Your task -> Repeat every line of the data exactly, but not the pictures.

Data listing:
###

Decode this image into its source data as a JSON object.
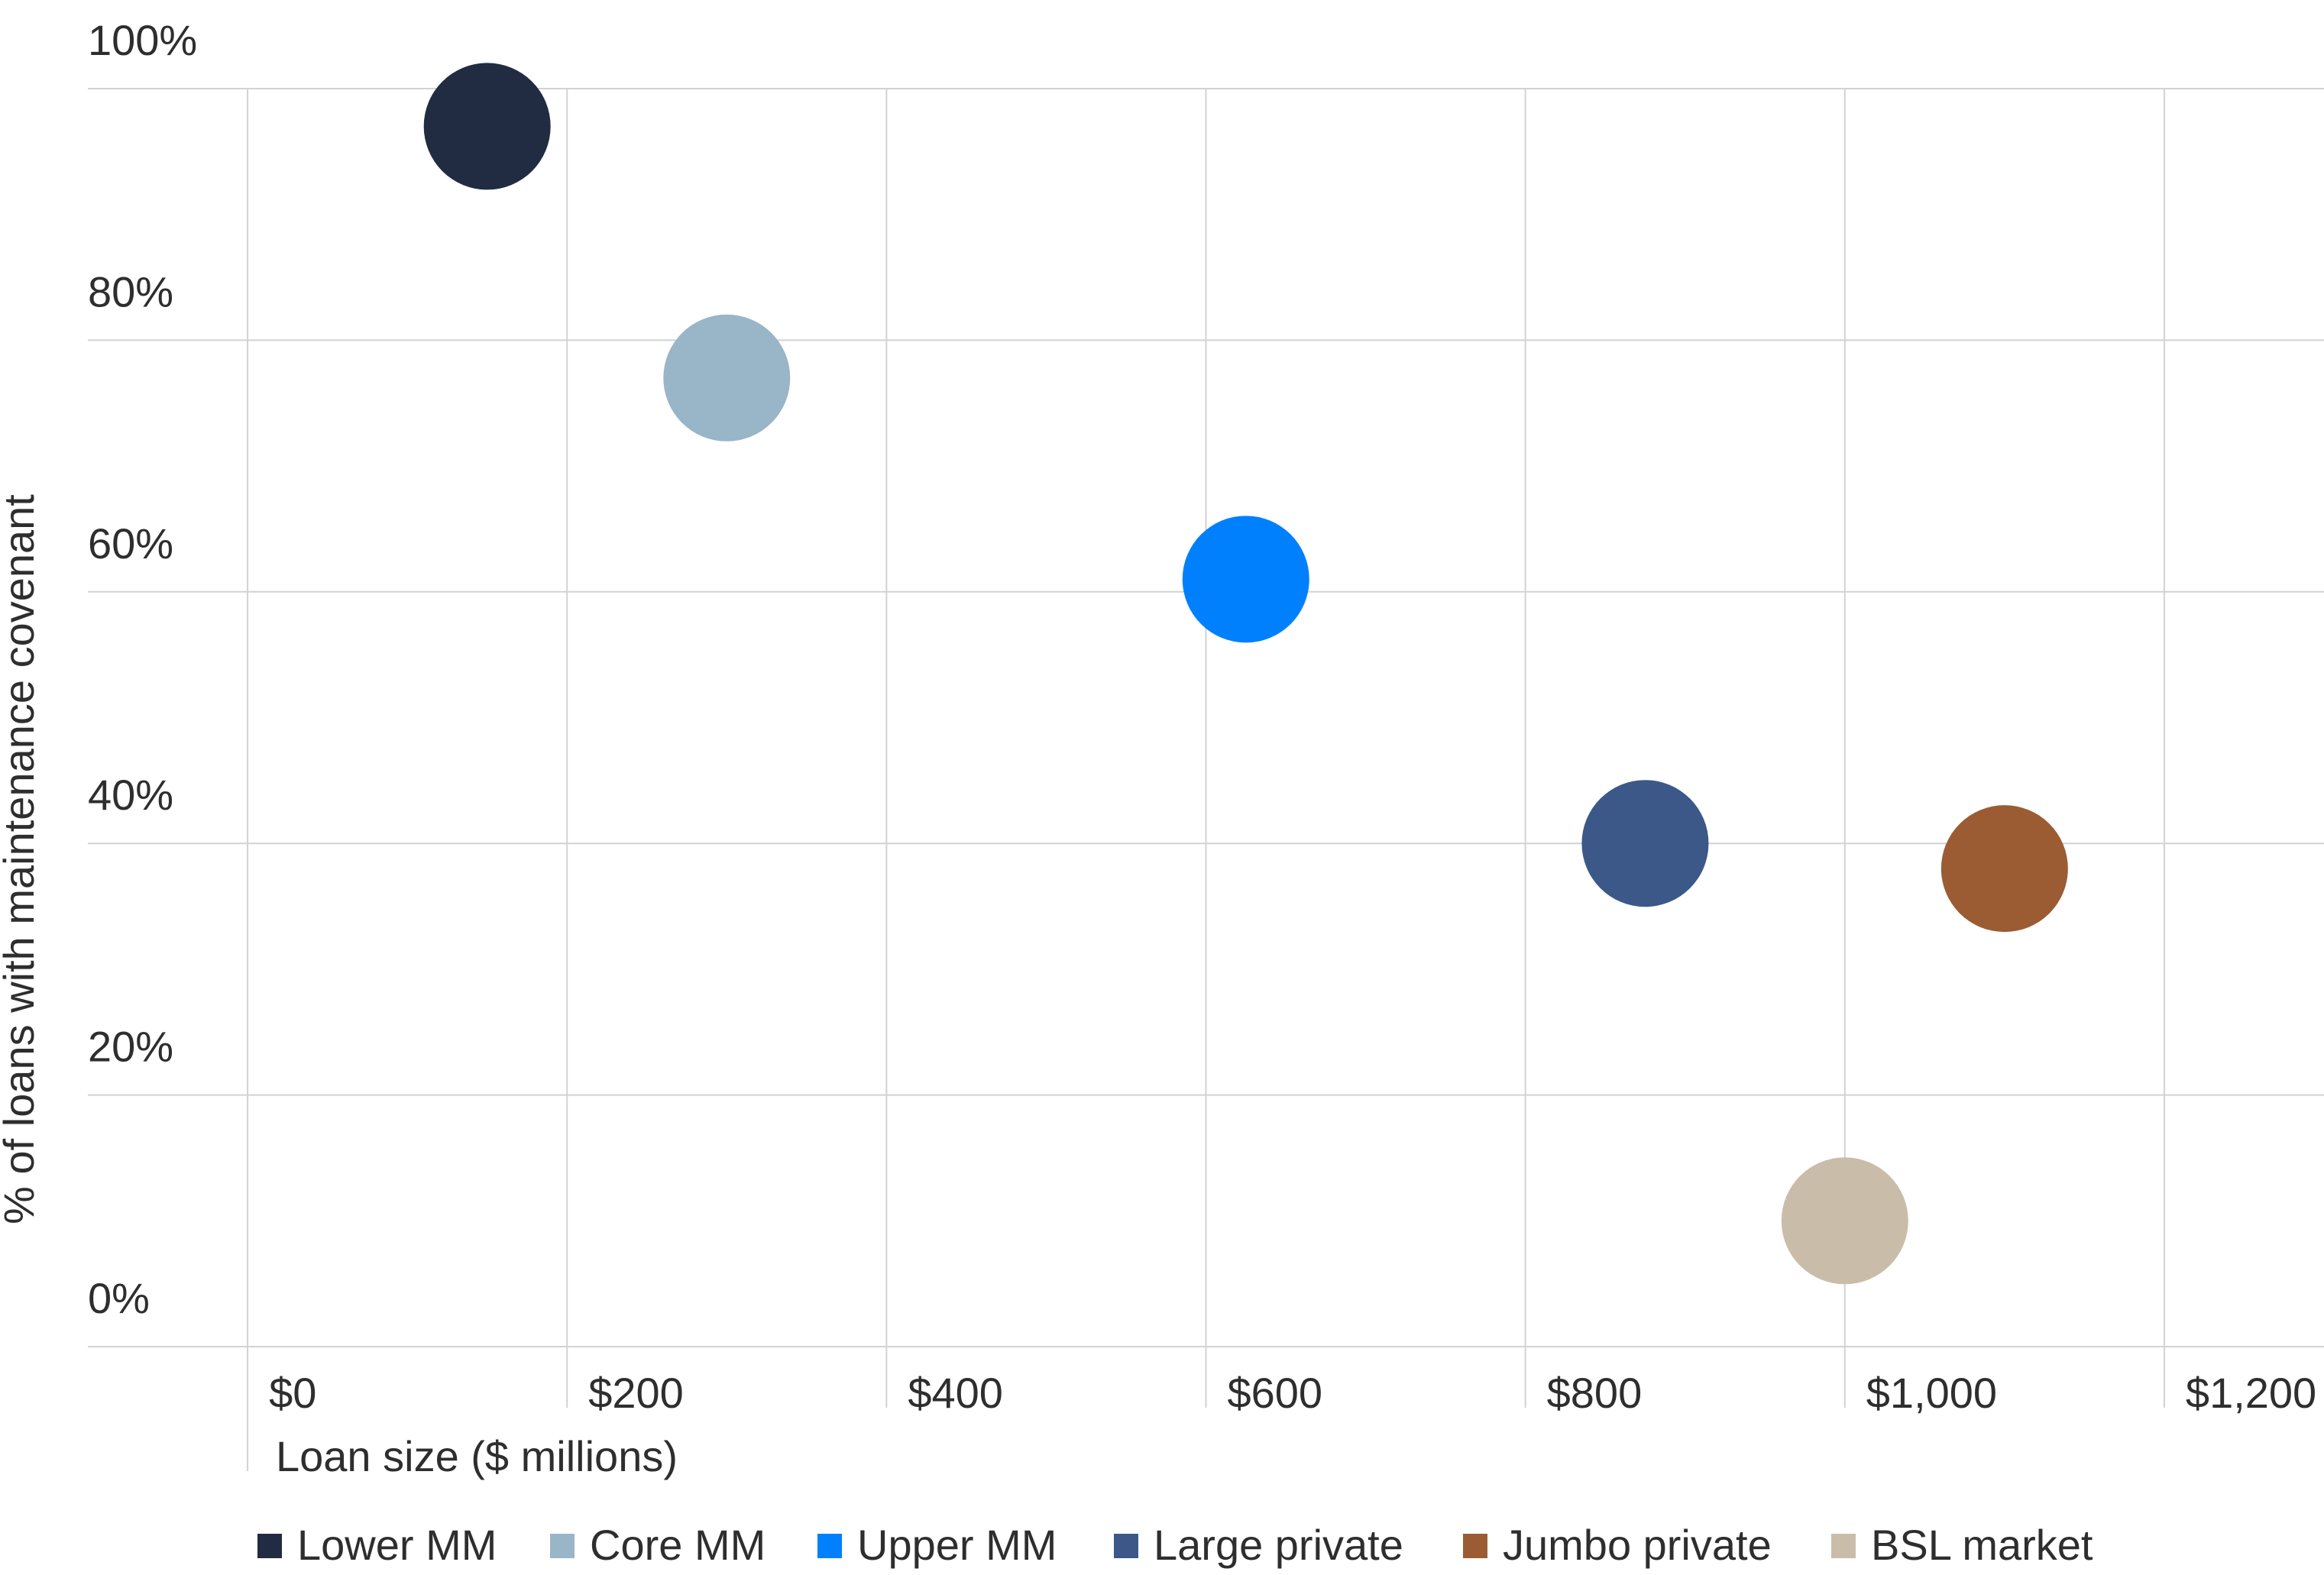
{
  "chart_data": {
    "type": "scatter",
    "xlabel": "Loan size ($ millions)",
    "ylabel": "% of loans with maintenance covenant",
    "xlim": [
      -100,
      1300
    ],
    "ylim": [
      0,
      100
    ],
    "x_ticks": [
      0,
      200,
      400,
      600,
      800,
      1000,
      1200
    ],
    "x_tick_labels": [
      "$0",
      "$200",
      "$400",
      "$600",
      "$800",
      "$1,000",
      "$1,200"
    ],
    "y_ticks": [
      0,
      20,
      40,
      60,
      80,
      100
    ],
    "y_tick_labels": [
      "0%",
      "20%",
      "40%",
      "60%",
      "80%",
      "100%"
    ],
    "grid": true,
    "legend_position": "bottom",
    "series": [
      {
        "name": "Lower MM",
        "x": 150,
        "y": 97,
        "color": "#212c42"
      },
      {
        "name": "Core MM",
        "x": 300,
        "y": 77,
        "color": "#99b5c8"
      },
      {
        "name": "Upper MM",
        "x": 625,
        "y": 61,
        "color": "#0080fc"
      },
      {
        "name": "Large private",
        "x": 875,
        "y": 40,
        "color": "#3b5889"
      },
      {
        "name": "Jumbo private",
        "x": 1100,
        "y": 38,
        "color": "#9b5c34"
      },
      {
        "name": "BSL market",
        "x": 1000,
        "y": 10,
        "color": "#c9bdaa"
      }
    ]
  }
}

###

In response ->
Decode this image into its source data as a JSON object.
{
  "chart_data": {
    "type": "scatter",
    "xlabel": "Loan size ($ millions)",
    "ylabel": "% of loans with maintenance covenant",
    "xlim": [
      -100,
      1300
    ],
    "ylim": [
      0,
      100
    ],
    "x_ticks": [
      0,
      200,
      400,
      600,
      800,
      1000,
      1200
    ],
    "x_tick_labels": [
      "$0",
      "$200",
      "$400",
      "$600",
      "$800",
      "$1,000",
      "$1,200"
    ],
    "y_ticks": [
      0,
      20,
      40,
      60,
      80,
      100
    ],
    "y_tick_labels": [
      "0%",
      "20%",
      "40%",
      "60%",
      "80%",
      "100%"
    ],
    "grid": true,
    "legend_position": "bottom",
    "series": [
      {
        "name": "Lower MM",
        "x": 150,
        "y": 97,
        "color": "#212c42"
      },
      {
        "name": "Core MM",
        "x": 300,
        "y": 77,
        "color": "#99b5c8"
      },
      {
        "name": "Upper MM",
        "x": 625,
        "y": 61,
        "color": "#0080fc"
      },
      {
        "name": "Large private",
        "x": 875,
        "y": 40,
        "color": "#3b5889"
      },
      {
        "name": "Jumbo private",
        "x": 1100,
        "y": 38,
        "color": "#9b5c34"
      },
      {
        "name": "BSL market",
        "x": 1000,
        "y": 10,
        "color": "#c9bdaa"
      }
    ]
  }
}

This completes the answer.